Written task: Using the records that follow, copy every line containing the word "subtitle".

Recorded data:
* * *

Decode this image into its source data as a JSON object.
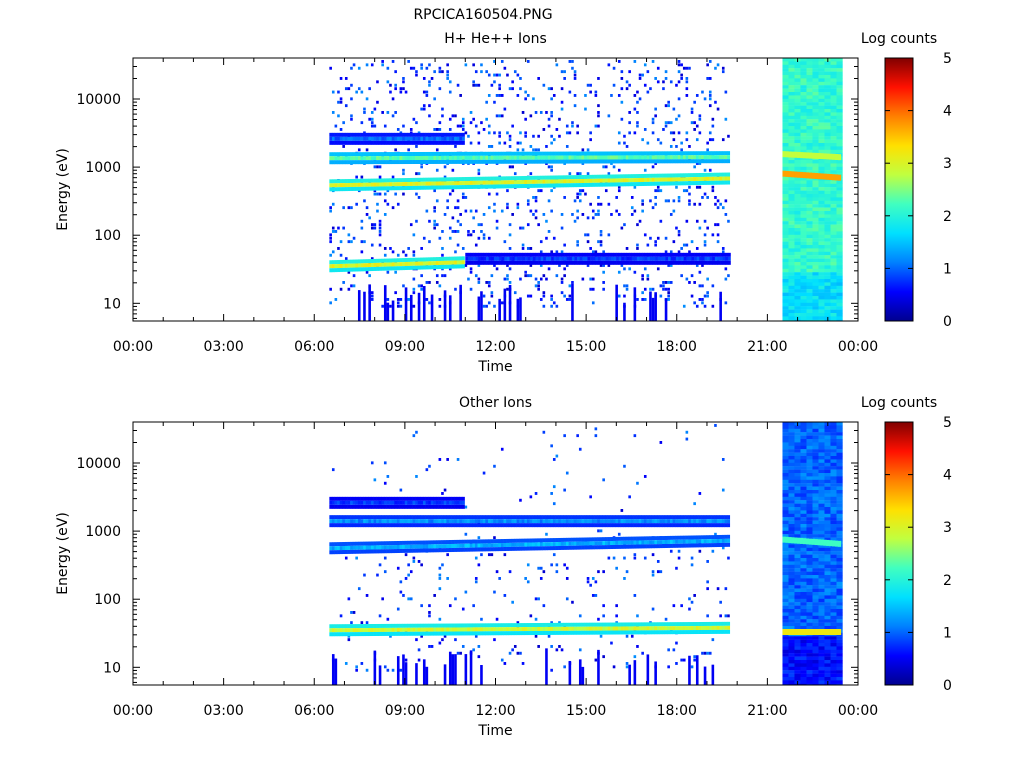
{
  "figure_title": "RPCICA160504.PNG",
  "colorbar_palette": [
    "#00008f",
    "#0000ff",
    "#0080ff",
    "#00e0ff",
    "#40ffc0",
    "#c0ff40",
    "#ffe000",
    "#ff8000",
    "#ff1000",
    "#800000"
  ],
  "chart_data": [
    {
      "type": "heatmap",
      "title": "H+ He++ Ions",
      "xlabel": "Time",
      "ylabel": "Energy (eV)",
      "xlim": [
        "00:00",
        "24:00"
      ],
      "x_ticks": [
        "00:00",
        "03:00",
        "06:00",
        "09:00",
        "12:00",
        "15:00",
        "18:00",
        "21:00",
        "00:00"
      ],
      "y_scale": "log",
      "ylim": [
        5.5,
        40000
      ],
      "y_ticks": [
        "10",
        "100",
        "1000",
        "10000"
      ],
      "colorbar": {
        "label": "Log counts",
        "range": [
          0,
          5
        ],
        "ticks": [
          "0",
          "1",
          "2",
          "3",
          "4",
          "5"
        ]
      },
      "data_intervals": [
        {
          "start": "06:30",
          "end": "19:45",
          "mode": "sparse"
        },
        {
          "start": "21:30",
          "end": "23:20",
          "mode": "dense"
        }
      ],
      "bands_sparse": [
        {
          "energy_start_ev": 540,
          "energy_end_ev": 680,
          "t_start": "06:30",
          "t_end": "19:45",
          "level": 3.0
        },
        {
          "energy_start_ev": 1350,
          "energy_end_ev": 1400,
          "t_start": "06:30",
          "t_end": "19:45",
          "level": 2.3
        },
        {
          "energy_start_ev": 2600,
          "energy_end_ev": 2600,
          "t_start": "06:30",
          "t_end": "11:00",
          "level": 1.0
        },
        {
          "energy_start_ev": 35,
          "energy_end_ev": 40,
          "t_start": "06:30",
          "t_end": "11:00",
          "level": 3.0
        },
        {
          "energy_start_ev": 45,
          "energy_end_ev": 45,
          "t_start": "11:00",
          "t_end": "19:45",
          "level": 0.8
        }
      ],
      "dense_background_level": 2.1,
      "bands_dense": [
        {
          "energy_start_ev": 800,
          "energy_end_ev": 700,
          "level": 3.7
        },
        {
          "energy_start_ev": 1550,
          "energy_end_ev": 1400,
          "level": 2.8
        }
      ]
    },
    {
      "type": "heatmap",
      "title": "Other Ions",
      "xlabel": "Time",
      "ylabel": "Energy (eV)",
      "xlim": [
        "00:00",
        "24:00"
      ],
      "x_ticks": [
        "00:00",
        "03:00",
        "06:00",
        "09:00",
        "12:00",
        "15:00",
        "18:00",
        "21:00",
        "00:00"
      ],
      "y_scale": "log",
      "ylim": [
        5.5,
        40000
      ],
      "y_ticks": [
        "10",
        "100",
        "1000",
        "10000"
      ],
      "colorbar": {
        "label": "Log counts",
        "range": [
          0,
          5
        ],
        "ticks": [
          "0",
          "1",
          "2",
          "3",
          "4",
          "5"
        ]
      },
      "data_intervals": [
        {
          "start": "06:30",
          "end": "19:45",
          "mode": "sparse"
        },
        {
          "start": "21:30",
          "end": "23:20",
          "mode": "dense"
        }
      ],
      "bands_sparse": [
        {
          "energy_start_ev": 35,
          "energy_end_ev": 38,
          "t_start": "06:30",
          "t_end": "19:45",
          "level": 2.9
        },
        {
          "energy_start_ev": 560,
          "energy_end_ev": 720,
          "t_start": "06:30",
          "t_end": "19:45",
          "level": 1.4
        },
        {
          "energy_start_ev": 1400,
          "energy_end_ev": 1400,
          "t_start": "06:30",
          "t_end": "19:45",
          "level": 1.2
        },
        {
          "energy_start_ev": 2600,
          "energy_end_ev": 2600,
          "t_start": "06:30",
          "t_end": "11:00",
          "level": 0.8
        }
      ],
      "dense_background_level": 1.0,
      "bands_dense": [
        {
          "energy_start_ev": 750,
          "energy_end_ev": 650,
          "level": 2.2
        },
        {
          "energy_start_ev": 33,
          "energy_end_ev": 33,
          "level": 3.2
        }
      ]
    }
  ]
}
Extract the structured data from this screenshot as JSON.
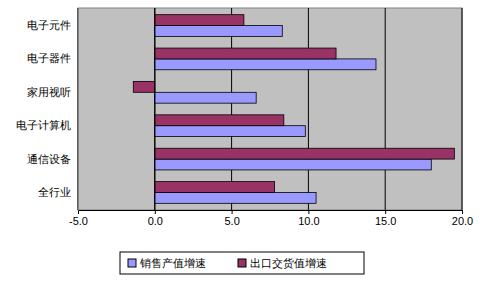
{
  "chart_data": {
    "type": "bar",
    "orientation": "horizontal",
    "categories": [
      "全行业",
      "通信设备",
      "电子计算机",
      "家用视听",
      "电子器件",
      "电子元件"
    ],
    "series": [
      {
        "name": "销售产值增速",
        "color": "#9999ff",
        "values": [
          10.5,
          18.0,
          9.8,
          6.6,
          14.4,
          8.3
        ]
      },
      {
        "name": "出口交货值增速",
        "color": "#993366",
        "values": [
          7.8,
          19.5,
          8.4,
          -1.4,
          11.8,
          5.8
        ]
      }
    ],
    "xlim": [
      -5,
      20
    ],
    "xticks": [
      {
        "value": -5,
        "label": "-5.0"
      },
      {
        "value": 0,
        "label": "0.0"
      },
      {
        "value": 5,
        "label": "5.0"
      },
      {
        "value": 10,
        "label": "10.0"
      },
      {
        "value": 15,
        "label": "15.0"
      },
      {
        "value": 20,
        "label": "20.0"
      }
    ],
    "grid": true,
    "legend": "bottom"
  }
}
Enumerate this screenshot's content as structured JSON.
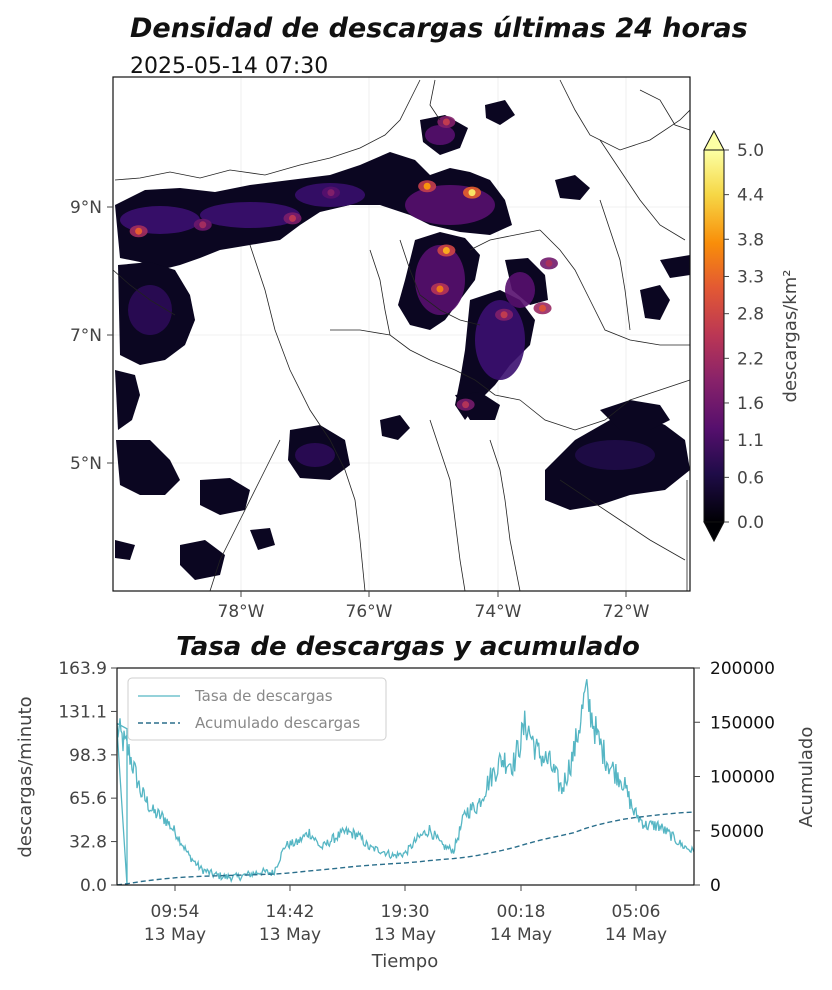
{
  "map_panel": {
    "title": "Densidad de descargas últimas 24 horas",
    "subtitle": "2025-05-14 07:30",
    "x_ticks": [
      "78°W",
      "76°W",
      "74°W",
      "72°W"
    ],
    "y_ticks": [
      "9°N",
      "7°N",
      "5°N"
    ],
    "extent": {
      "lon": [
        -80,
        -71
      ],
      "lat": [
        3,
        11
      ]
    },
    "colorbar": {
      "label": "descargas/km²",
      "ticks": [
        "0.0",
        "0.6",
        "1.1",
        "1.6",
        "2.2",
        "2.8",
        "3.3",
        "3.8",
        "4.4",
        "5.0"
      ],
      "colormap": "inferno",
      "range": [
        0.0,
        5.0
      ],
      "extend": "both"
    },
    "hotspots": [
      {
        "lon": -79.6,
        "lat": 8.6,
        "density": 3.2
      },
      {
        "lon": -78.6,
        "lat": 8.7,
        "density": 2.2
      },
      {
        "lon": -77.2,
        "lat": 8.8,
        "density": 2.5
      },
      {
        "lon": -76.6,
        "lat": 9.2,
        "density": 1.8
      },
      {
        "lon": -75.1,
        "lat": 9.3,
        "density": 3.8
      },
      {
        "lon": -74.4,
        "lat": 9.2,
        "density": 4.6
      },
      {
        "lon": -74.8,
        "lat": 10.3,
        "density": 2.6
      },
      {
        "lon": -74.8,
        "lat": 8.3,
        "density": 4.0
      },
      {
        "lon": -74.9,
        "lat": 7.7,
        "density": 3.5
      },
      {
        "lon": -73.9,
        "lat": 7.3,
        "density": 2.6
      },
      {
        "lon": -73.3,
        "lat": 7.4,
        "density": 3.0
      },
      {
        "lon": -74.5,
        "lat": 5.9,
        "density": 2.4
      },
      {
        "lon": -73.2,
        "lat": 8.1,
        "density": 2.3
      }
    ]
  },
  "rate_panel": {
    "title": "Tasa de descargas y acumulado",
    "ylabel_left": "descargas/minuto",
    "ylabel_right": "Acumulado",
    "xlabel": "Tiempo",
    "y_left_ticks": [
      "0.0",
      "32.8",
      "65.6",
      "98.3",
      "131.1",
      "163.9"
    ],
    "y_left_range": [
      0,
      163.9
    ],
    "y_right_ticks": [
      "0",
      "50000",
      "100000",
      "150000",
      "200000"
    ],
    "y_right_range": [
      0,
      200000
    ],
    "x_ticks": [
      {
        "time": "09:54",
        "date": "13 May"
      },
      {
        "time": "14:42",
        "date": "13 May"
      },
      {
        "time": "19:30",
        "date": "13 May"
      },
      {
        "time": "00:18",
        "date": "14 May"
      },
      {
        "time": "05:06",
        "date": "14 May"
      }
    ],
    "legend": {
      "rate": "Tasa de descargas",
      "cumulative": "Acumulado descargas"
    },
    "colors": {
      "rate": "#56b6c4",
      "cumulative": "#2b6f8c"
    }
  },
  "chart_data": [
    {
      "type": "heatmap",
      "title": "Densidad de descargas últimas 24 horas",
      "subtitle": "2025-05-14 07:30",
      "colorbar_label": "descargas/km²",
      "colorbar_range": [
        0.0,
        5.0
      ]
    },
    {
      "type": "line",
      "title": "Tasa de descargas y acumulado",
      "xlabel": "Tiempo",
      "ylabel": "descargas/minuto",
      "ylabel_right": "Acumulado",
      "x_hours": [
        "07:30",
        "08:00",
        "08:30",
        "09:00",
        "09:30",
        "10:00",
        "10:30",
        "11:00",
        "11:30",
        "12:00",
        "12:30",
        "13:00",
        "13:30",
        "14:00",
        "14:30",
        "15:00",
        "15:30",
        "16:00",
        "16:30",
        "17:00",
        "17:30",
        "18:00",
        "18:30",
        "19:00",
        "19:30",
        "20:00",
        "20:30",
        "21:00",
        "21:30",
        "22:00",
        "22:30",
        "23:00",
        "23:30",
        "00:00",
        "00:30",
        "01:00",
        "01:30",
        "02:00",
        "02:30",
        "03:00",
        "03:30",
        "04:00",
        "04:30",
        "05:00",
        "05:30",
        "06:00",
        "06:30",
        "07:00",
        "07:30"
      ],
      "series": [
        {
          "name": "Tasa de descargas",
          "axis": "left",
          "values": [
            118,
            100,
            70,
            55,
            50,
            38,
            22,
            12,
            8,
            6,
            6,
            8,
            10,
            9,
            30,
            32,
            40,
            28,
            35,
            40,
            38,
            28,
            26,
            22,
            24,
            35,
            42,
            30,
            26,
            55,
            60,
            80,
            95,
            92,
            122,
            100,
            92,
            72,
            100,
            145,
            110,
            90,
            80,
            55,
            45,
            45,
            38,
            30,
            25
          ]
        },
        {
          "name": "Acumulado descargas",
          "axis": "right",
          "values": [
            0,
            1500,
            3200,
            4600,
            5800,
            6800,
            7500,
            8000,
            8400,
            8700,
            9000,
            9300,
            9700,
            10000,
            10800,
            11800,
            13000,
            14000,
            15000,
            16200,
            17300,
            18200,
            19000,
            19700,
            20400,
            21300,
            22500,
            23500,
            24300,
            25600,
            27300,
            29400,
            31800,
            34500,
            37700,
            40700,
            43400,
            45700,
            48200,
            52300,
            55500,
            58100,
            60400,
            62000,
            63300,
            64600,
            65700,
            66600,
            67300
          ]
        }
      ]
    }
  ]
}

* * *

Solution to this exercise:
    "subtitle": "2025-05-14 07:30",
      "subtitle": "2025-05-14 07:30",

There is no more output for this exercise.